(Data entries)
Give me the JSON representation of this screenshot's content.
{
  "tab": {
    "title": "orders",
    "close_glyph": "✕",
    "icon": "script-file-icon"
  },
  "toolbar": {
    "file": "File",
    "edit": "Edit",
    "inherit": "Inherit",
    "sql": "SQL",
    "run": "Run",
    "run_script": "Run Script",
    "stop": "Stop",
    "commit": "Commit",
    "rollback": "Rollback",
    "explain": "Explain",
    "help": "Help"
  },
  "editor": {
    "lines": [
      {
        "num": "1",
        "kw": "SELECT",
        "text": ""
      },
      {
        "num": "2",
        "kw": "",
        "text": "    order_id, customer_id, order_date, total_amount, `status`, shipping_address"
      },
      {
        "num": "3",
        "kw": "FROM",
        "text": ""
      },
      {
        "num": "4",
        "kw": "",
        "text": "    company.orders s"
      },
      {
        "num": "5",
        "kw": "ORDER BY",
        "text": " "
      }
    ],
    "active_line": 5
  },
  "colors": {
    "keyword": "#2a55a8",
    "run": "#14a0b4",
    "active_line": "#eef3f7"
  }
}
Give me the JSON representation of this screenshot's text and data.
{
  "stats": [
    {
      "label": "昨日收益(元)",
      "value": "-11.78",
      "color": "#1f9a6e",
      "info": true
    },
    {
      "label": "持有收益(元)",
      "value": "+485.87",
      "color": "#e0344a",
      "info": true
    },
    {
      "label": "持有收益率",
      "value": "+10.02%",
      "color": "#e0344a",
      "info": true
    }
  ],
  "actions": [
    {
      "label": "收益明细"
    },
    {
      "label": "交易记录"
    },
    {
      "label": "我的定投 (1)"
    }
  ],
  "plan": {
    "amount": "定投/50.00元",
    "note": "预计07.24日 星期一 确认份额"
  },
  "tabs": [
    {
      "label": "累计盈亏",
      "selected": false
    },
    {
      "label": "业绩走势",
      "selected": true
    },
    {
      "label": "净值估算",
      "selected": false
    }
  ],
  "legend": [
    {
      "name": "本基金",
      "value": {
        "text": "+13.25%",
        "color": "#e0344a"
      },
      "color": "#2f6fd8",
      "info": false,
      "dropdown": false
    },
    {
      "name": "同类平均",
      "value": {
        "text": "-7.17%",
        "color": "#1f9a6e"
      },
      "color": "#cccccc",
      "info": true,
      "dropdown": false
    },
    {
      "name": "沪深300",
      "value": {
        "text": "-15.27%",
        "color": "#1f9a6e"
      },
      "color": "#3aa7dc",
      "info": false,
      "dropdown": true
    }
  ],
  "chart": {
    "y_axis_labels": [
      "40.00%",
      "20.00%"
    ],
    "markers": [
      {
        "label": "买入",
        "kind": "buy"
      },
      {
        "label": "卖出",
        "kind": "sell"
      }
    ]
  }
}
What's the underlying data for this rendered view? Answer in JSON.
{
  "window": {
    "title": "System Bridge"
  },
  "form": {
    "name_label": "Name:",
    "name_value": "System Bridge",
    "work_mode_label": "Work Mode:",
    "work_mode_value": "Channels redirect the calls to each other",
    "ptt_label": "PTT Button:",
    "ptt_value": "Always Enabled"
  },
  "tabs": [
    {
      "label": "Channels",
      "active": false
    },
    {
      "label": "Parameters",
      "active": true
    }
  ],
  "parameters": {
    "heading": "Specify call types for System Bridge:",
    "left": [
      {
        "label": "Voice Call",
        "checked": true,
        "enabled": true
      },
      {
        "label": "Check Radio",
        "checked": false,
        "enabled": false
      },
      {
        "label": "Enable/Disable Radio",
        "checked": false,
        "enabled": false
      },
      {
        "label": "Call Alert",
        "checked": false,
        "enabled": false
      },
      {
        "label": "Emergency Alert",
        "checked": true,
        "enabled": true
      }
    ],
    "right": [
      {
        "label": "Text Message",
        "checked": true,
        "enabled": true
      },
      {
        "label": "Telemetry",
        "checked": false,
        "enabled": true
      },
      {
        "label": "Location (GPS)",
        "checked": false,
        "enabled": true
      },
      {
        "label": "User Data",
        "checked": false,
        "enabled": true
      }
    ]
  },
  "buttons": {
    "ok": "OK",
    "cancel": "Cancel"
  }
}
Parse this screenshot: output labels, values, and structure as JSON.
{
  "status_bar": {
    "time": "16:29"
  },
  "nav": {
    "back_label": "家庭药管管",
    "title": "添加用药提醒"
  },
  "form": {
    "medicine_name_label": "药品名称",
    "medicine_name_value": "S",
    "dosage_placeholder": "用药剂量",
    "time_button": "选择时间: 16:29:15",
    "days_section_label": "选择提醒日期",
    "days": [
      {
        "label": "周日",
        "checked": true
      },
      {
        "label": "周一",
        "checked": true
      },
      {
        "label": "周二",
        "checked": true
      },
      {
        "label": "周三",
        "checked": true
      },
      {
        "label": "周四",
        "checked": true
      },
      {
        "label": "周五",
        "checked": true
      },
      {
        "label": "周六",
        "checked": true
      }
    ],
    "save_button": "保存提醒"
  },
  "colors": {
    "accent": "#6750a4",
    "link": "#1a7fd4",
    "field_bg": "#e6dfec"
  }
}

▶ _Aim of the exercise_
Print the material above once more, exactly.

▶ _In response_
Give me the JSON representation of this screenshot's content.
{
  "tab": {
    "title": "orders",
    "close_glyph": "✕",
    "icon": "script-file-icon"
  },
  "toolbar": {
    "file": "File",
    "edit": "Edit",
    "inherit": "Inherit",
    "sql": "SQL",
    "run": "Run",
    "run_script": "Run Script",
    "stop": "Stop",
    "commit": "Commit",
    "rollback": "Rollback",
    "explain": "Explain",
    "help": "Help"
  },
  "editor": {
    "lines": [
      {
        "num": "1",
        "kw": "SELECT",
        "text": ""
      },
      {
        "num": "2",
        "kw": "",
        "text": "    order_id, customer_id, order_date, total_amount, `status`, shipping_address"
      },
      {
        "num": "3",
        "kw": "FROM",
        "text": ""
      },
      {
        "num": "4",
        "kw": "",
        "text": "    company.orders s"
      },
      {
        "num": "5",
        "kw": "ORDER BY",
        "text": " "
      }
    ],
    "active_line": 5
  },
  "colors": {
    "keyword": "#2a55a8",
    "run": "#14a0b4",
    "active_line": "#eef3f7"
  }
}
Give me the JSON representation of this screenshot's text and data.
{
  "stats": [
    {
      "label": "昨日收益(元)",
      "value": "-11.78",
      "color": "#1f9a6e",
      "info": true
    },
    {
      "label": "持有收益(元)",
      "value": "+485.87",
      "color": "#e0344a",
      "info": true
    },
    {
      "label": "持有收益率",
      "value": "+10.02%",
      "color": "#e0344a",
      "info": true
    }
  ],
  "actions": [
    {
      "label": "收益明细"
    },
    {
      "label": "交易记录"
    },
    {
      "label": "我的定投 (1)"
    }
  ],
  "plan": {
    "amount": "定投/50.00元",
    "note": "预计07.24日 星期一 确认份额"
  },
  "tabs": [
    {
      "label": "累计盈亏",
      "selected": false
    },
    {
      "label": "业绩走势",
      "selected": true
    },
    {
      "label": "净值估算",
      "selected": false
    }
  ],
  "legend": [
    {
      "name": "本基金",
      "value": {
        "text": "+13.25%",
        "color": "#e0344a"
      },
      "color": "#2f6fd8",
      "info": false,
      "dropdown": false
    },
    {
      "name": "同类平均",
      "value": {
        "text": "-7.17%",
        "color": "#1f9a6e"
      },
      "color": "#cccccc",
      "info": true,
      "dropdown": false
    },
    {
      "name": "沪深300",
      "value": {
        "text": "-15.27%",
        "color": "#1f9a6e"
      },
      "color": "#3aa7dc",
      "info": false,
      "dropdown": true
    }
  ],
  "chart": {
    "y_axis_labels": [
      "40.00%",
      "20.00%"
    ],
    "markers": [
      {
        "label": "买入",
        "kind": "buy"
      },
      {
        "label": "卖出",
        "kind": "sell"
      }
    ]
  }
}
What's the underlying data for this rendered view? Answer in JSON.
{
  "window": {
    "title": "System Bridge"
  },
  "form": {
    "name_label": "Name:",
    "name_value": "System Bridge",
    "work_mode_label": "Work Mode:",
    "work_mode_value": "Channels redirect the calls to each other",
    "ptt_label": "PTT Button:",
    "ptt_value": "Always Enabled"
  },
  "tabs": [
    {
      "label": "Channels",
      "active": false
    },
    {
      "label": "Parameters",
      "active": true
    }
  ],
  "parameters": {
    "heading": "Specify call types for System Bridge:",
    "left": [
      {
        "label": "Voice Call",
        "checked": true,
        "enabled": true
      },
      {
        "label": "Check Radio",
        "checked": false,
        "enabled": false
      },
      {
        "label": "Enable/Disable Radio",
        "checked": false,
        "enabled": false
      },
      {
        "label": "Call Alert",
        "checked": false,
        "enabled": false
      },
      {
        "label": "Emergency Alert",
        "checked": true,
        "enabled": true
      }
    ],
    "right": [
      {
        "label": "Text Message",
        "checked": true,
        "enabled": true
      },
      {
        "label": "Telemetry",
        "checked": false,
        "enabled": true
      },
      {
        "label": "Location (GPS)",
        "checked": false,
        "enabled": true
      },
      {
        "label": "User Data",
        "checked": false,
        "enabled": true
      }
    ]
  },
  "buttons": {
    "ok": "OK",
    "cancel": "Cancel"
  }
}
Parse this screenshot: output labels, values, and structure as JSON.
{
  "status_bar": {
    "time": "16:29"
  },
  "nav": {
    "back_label": "家庭药管管",
    "title": "添加用药提醒"
  },
  "form": {
    "medicine_name_label": "药品名称",
    "medicine_name_value": "S",
    "dosage_placeholder": "用药剂量",
    "time_button": "选择时间: 16:29:15",
    "days_section_label": "选择提醒日期",
    "days": [
      {
        "label": "周日",
        "checked": true
      },
      {
        "label": "周一",
        "checked": true
      },
      {
        "label": "周二",
        "checked": true
      },
      {
        "label": "周三",
        "checked": true
      },
      {
        "label": "周四",
        "checked": true
      },
      {
        "label": "周五",
        "checked": true
      },
      {
        "label": "周六",
        "checked": true
      }
    ],
    "save_button": "保存提醒"
  },
  "colors": {
    "accent": "#6750a4",
    "link": "#1a7fd4",
    "field_bg": "#e6dfec"
  }
}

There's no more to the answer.